Task requirements =
Every record must appear in your copy exactly as written, with no pictures.

____

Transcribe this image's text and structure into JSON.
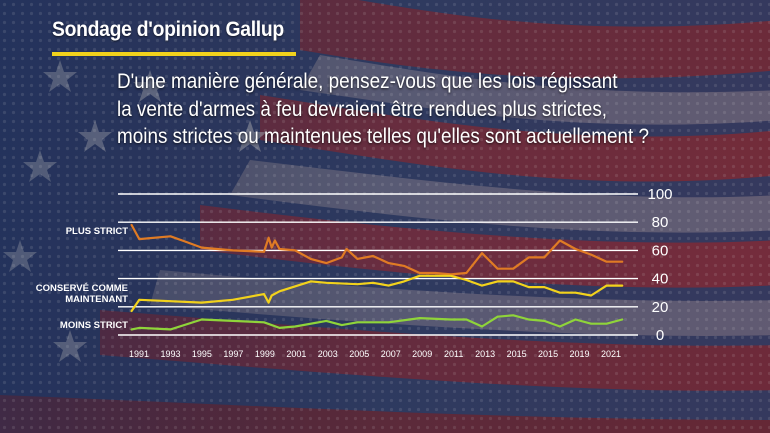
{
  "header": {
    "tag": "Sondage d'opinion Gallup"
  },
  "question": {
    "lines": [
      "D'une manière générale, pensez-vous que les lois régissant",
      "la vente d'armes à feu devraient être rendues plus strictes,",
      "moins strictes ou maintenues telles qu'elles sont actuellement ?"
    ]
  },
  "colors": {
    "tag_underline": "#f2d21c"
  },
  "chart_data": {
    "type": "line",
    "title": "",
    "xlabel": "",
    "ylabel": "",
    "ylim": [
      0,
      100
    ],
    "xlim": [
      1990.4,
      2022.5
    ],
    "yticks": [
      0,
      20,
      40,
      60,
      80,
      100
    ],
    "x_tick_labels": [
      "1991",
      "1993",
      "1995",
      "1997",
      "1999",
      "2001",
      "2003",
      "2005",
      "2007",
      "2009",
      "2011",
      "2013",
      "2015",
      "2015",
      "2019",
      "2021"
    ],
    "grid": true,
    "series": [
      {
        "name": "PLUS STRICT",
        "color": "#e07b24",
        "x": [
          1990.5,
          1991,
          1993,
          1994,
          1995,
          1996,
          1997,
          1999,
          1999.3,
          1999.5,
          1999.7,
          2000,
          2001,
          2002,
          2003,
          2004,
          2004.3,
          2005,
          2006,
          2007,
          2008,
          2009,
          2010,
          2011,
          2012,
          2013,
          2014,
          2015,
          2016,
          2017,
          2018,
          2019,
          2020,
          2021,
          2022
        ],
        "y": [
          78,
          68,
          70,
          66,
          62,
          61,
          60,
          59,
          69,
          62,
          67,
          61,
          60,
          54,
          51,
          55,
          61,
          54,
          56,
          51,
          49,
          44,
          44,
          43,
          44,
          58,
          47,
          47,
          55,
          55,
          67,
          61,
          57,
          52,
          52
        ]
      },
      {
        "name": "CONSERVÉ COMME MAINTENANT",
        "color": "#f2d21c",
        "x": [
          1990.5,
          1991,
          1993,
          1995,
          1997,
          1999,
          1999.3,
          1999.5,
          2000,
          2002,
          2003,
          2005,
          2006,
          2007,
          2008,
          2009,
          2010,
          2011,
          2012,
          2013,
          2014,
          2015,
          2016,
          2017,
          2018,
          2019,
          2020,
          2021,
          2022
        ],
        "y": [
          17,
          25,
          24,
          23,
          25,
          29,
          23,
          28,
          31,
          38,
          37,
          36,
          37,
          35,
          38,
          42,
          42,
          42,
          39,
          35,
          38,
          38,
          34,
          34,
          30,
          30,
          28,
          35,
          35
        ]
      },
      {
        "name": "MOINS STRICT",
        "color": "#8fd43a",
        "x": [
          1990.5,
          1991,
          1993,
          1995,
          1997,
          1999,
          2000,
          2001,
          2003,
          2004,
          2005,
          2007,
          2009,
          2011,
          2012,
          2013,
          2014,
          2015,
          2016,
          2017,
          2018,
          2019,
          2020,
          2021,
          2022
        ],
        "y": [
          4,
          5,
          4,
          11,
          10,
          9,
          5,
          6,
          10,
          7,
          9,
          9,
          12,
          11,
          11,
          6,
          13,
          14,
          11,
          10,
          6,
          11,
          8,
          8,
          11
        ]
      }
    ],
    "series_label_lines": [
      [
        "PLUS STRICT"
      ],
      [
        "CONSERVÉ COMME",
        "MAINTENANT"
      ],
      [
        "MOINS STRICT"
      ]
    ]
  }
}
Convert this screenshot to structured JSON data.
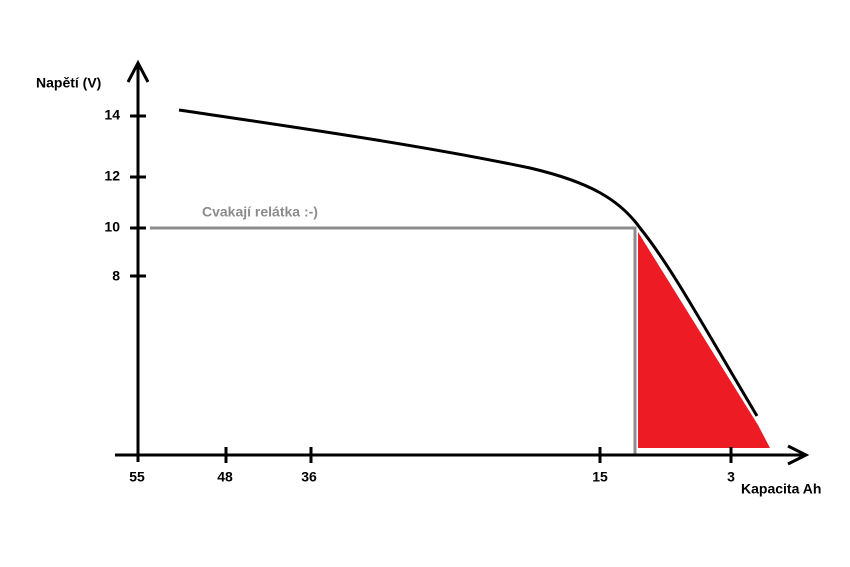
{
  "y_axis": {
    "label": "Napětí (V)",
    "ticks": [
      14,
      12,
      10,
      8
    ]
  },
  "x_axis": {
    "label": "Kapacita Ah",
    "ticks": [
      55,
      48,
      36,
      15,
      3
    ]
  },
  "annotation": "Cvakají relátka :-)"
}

____

Written response =
Transcribe this image's text and structure into JSON.
{
  "header": {
    "tag": "Sondage d'opinion Gallup"
  },
  "question": {
    "lines": [
      "D'une manière générale, pensez-vous que les lois régissant",
      "la vente d'armes à feu devraient être rendues plus strictes,",
      "moins strictes ou maintenues telles qu'elles sont actuellement ?"
    ]
  },
  "colors": {
    "tag_underline": "#f2d21c"
  },
  "chart_data": {
    "type": "line",
    "title": "",
    "xlabel": "",
    "ylabel": "",
    "ylim": [
      0,
      100
    ],
    "xlim": [
      1990.4,
      2022.5
    ],
    "yticks": [
      0,
      20,
      40,
      60,
      80,
      100
    ],
    "x_tick_labels": [
      "1991",
      "1993",
      "1995",
      "1997",
      "1999",
      "2001",
      "2003",
      "2005",
      "2007",
      "2009",
      "2011",
      "2013",
      "2015",
      "2015",
      "2019",
      "2021"
    ],
    "grid": true,
    "series": [
      {
        "name": "PLUS STRICT",
        "color": "#e07b24",
        "x": [
          1990.5,
          1991,
          1993,
          1994,
          1995,
          1996,
          1997,
          1999,
          1999.3,
          1999.5,
          1999.7,
          2000,
          2001,
          2002,
          2003,
          2004,
          2004.3,
          2005,
          2006,
          2007,
          2008,
          2009,
          2010,
          2011,
          2012,
          2013,
          2014,
          2015,
          2016,
          2017,
          2018,
          2019,
          2020,
          2021,
          2022
        ],
        "y": [
          78,
          68,
          70,
          66,
          62,
          61,
          60,
          59,
          69,
          62,
          67,
          61,
          60,
          54,
          51,
          55,
          61,
          54,
          56,
          51,
          49,
          44,
          44,
          43,
          44,
          58,
          47,
          47,
          55,
          55,
          67,
          61,
          57,
          52,
          52
        ]
      },
      {
        "name": "CONSERVÉ COMME MAINTENANT",
        "color": "#f2d21c",
        "x": [
          1990.5,
          1991,
          1993,
          1995,
          1997,
          1999,
          1999.3,
          1999.5,
          2000,
          2002,
          2003,
          2005,
          2006,
          2007,
          2008,
          2009,
          2010,
          2011,
          2012,
          2013,
          2014,
          2015,
          2016,
          2017,
          2018,
          2019,
          2020,
          2021,
          2022
        ],
        "y": [
          17,
          25,
          24,
          23,
          25,
          29,
          23,
          28,
          31,
          38,
          37,
          36,
          37,
          35,
          38,
          42,
          42,
          42,
          39,
          35,
          38,
          38,
          34,
          34,
          30,
          30,
          28,
          35,
          35
        ]
      },
      {
        "name": "MOINS STRICT",
        "color": "#8fd43a",
        "x": [
          1990.5,
          1991,
          1993,
          1995,
          1997,
          1999,
          2000,
          2001,
          2003,
          2004,
          2005,
          2007,
          2009,
          2011,
          2012,
          2013,
          2014,
          2015,
          2016,
          2017,
          2018,
          2019,
          2020,
          2021,
          2022
        ],
        "y": [
          4,
          5,
          4,
          11,
          10,
          9,
          5,
          6,
          10,
          7,
          9,
          9,
          12,
          11,
          11,
          6,
          13,
          14,
          11,
          10,
          6,
          11,
          8,
          8,
          11
        ]
      }
    ],
    "series_label_lines": [
      [
        "PLUS STRICT"
      ],
      [
        "CONSERVÉ COMME",
        "MAINTENANT"
      ],
      [
        "MOINS STRICT"
      ]
    ]
  }
}
Convert this screenshot to structured JSON data.
{
  "y_axis": {
    "label": "Napětí (V)",
    "ticks": [
      14,
      12,
      10,
      8
    ]
  },
  "x_axis": {
    "label": "Kapacita Ah",
    "ticks": [
      55,
      48,
      36,
      15,
      3
    ]
  },
  "annotation": "Cvakají relátka :-)"
}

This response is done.